PROBLEM TO SOLVE = Scan the data below for the string "abbinamento". Copy every line where it appears.
-----
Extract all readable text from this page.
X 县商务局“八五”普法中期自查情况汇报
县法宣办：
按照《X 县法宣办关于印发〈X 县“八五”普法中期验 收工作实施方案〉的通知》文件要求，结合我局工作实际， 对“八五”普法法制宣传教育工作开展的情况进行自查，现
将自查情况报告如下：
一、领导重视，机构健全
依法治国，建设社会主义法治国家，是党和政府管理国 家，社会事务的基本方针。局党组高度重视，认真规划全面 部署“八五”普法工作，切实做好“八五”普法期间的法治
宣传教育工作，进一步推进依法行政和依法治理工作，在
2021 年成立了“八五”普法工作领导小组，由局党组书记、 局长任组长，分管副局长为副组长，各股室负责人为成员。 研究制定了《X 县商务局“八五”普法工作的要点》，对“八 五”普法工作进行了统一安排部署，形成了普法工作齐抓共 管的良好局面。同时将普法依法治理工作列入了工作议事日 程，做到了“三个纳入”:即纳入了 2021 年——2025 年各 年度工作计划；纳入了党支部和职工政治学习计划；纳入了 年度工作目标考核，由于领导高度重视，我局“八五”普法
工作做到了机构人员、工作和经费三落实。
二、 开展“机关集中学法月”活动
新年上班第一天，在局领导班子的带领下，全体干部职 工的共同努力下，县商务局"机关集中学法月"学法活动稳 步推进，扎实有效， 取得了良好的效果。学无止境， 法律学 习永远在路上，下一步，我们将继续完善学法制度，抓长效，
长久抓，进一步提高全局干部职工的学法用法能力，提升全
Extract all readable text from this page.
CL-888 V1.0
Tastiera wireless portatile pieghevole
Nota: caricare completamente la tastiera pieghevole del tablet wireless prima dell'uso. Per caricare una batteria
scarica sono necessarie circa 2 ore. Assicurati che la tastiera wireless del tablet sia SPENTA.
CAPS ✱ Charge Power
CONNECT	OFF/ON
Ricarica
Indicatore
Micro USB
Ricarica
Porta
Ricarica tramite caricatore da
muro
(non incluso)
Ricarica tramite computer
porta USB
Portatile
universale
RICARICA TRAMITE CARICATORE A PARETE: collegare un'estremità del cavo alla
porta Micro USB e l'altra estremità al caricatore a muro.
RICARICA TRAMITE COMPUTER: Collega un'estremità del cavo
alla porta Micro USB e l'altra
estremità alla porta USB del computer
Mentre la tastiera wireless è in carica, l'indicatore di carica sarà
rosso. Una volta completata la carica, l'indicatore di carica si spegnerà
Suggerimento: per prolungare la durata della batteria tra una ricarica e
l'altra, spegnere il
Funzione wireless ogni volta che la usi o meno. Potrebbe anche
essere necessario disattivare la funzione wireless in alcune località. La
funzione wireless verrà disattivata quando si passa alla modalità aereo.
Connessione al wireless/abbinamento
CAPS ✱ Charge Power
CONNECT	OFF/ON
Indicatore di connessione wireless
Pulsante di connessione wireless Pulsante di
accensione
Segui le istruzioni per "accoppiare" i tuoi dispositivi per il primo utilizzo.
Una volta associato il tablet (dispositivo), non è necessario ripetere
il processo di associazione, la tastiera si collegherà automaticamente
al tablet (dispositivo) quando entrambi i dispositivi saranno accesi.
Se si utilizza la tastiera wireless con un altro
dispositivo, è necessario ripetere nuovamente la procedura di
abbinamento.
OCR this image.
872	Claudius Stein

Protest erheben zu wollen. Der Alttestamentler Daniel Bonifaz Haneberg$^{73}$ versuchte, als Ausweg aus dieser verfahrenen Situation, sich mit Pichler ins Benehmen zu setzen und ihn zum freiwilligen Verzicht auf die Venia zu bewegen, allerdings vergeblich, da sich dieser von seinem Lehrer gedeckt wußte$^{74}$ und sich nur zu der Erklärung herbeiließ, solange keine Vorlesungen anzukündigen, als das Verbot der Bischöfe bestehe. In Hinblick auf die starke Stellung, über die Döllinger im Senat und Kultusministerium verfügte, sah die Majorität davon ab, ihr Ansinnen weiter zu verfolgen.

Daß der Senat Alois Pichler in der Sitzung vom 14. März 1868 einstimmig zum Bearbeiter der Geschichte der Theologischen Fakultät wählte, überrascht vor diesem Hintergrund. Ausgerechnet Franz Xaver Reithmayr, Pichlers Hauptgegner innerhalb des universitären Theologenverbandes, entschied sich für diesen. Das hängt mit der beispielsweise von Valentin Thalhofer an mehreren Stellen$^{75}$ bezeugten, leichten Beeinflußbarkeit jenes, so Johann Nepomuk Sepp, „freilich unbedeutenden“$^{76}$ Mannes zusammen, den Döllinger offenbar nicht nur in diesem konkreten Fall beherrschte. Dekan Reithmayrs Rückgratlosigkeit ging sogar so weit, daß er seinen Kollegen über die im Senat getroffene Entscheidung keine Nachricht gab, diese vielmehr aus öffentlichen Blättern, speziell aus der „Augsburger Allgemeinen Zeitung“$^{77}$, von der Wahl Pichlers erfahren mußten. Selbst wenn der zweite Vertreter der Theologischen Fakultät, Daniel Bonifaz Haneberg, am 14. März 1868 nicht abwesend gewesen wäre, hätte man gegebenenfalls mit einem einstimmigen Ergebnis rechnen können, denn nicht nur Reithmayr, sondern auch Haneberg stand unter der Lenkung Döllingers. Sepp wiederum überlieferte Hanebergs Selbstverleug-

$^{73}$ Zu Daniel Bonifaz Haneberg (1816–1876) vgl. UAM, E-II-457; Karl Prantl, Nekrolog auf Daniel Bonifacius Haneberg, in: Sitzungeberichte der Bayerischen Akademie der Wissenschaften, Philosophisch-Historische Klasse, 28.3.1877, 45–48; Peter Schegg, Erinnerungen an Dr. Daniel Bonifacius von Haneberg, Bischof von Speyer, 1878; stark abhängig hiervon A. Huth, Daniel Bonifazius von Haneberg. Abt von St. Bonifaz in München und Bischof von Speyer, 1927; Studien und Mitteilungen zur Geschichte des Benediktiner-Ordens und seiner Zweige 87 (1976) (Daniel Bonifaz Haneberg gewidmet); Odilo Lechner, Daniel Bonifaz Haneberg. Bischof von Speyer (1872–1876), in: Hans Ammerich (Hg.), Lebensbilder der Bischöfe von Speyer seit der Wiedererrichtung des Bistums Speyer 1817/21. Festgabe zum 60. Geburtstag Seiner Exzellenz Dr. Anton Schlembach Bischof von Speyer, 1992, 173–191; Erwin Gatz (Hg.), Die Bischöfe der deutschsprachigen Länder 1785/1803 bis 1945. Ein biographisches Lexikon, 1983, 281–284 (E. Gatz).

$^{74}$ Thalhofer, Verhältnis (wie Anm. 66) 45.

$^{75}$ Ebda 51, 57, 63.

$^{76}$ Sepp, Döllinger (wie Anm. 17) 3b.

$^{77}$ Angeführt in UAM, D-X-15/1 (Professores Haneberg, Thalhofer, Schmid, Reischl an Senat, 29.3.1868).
-----
EXERCISE RESULT =
Connessione al wireless/abbinamento
abbinamento.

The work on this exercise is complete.